**PROBLEM TO WORK ON**
Each line that holds the word "demora" counts once; report how many lines do so and nothing else.

-------- RECORD SET --------

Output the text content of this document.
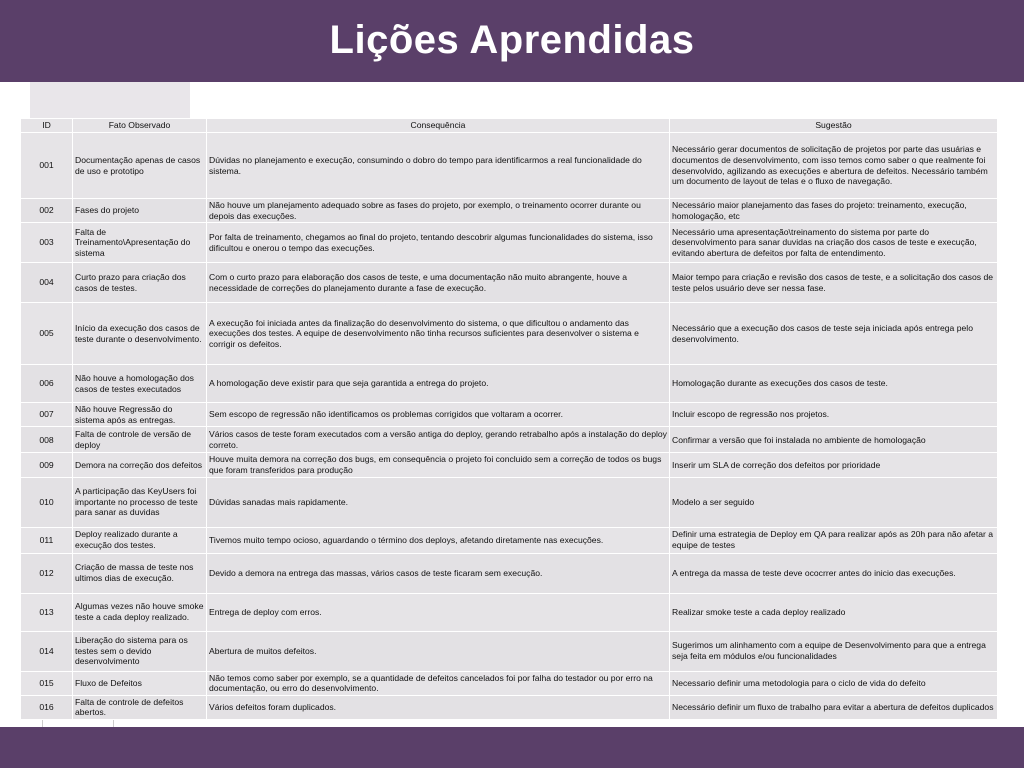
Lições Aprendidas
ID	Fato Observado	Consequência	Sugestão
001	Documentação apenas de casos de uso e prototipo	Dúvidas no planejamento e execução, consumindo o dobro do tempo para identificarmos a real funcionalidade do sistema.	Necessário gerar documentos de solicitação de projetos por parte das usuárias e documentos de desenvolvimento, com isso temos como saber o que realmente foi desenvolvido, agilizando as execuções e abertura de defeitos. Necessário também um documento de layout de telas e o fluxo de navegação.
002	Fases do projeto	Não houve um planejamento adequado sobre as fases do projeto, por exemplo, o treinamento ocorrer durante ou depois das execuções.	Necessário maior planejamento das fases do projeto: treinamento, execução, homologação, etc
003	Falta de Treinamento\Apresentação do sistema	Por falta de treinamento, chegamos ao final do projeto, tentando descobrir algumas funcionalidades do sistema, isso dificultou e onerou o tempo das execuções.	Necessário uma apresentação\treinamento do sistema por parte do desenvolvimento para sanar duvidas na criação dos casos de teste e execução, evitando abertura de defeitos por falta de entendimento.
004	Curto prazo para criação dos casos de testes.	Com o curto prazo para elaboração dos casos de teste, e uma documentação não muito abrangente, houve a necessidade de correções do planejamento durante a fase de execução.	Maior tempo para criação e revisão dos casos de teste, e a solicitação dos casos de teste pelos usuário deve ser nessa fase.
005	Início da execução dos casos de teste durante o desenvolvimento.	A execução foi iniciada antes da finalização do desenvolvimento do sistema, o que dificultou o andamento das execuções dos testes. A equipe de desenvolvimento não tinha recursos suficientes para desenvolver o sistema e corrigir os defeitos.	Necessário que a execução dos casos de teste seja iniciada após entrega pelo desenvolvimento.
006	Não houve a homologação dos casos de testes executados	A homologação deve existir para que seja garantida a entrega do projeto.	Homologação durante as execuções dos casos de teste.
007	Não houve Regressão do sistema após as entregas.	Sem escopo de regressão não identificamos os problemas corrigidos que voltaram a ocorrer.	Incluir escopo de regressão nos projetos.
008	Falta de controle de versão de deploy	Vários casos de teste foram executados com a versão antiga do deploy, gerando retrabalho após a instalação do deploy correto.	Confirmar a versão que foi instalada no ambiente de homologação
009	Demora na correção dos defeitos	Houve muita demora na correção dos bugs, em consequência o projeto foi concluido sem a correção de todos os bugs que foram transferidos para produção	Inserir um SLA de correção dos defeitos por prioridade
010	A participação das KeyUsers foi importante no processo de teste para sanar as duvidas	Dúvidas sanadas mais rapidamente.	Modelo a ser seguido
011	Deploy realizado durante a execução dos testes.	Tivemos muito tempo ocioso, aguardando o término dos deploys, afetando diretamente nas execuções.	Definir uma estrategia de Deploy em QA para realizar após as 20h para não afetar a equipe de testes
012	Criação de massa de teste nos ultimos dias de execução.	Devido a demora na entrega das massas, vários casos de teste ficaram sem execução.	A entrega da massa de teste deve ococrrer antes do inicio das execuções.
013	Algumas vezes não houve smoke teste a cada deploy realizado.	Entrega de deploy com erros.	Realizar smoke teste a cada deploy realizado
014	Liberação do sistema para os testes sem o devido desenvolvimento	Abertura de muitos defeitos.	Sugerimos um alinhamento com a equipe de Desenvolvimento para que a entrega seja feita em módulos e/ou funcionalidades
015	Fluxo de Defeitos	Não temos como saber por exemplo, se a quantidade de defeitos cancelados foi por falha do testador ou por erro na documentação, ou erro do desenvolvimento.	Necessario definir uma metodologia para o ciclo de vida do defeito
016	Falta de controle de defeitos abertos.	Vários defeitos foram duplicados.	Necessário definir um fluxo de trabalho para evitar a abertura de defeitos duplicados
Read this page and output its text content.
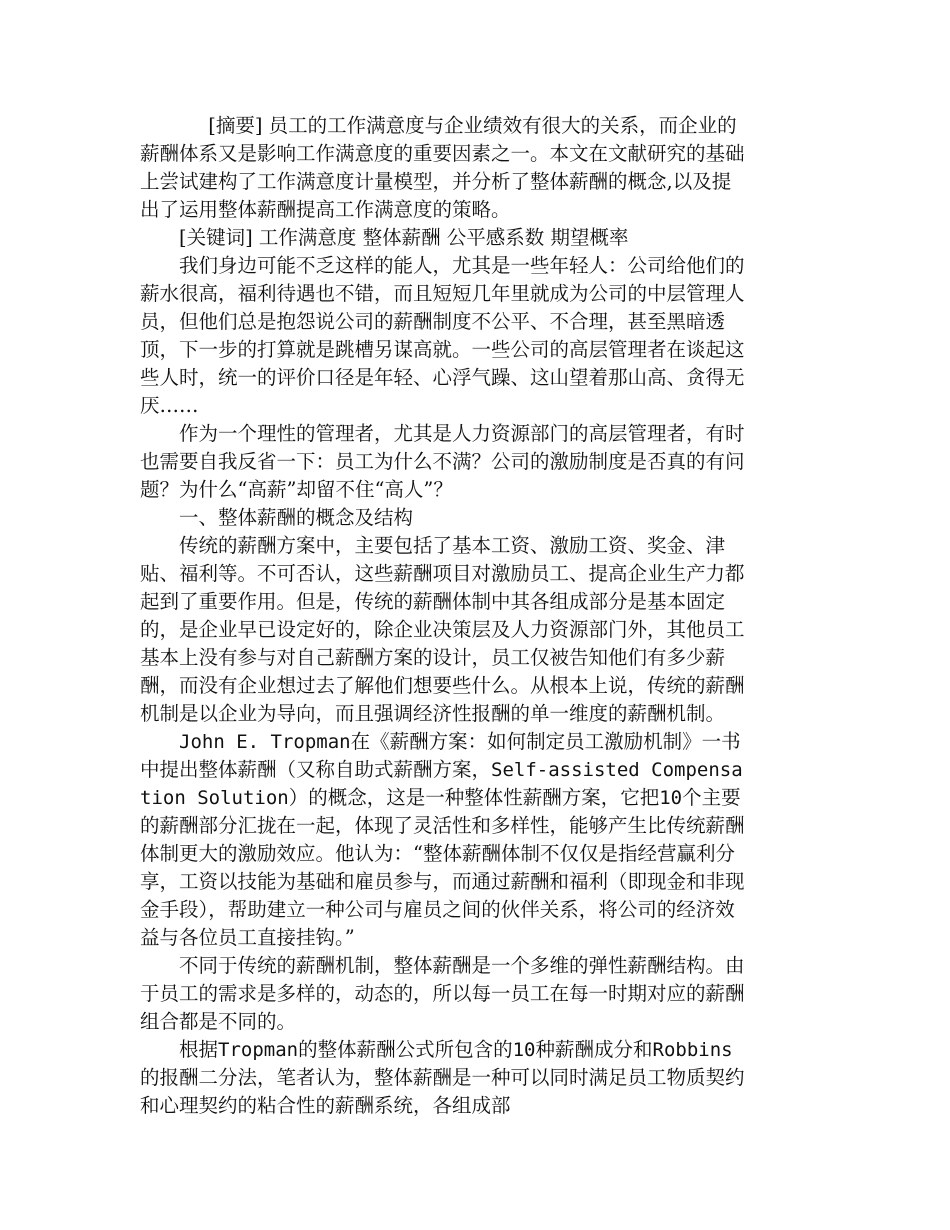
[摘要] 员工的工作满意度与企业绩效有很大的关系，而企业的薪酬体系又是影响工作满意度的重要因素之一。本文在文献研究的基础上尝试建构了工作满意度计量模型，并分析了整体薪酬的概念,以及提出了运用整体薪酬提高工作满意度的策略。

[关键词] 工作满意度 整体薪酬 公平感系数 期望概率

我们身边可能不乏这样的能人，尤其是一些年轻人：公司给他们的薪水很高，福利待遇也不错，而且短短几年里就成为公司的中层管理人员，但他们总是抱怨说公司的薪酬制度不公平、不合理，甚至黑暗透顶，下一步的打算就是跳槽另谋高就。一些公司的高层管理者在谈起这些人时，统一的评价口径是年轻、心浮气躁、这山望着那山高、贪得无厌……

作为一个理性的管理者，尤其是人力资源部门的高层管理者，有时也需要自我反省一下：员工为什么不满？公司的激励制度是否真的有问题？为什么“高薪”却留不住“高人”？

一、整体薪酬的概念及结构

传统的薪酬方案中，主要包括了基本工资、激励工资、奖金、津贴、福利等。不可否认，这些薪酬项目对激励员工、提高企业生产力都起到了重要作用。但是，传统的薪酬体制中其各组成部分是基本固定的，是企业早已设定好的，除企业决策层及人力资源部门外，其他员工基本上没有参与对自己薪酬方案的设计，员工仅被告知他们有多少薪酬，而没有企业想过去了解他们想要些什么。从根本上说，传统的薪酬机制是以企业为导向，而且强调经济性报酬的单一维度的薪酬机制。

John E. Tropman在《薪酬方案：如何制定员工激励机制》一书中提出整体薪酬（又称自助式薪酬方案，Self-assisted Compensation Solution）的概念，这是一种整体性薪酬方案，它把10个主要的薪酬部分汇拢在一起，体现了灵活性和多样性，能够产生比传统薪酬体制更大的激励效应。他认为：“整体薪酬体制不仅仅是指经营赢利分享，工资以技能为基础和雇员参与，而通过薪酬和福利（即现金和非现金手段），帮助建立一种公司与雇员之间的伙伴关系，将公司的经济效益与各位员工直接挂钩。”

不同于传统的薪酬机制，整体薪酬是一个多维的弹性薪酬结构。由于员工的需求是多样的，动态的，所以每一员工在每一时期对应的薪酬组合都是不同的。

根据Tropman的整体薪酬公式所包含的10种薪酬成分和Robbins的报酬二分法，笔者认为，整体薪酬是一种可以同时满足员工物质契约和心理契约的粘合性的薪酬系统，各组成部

--------

**EXPECTED OUTPUT**
2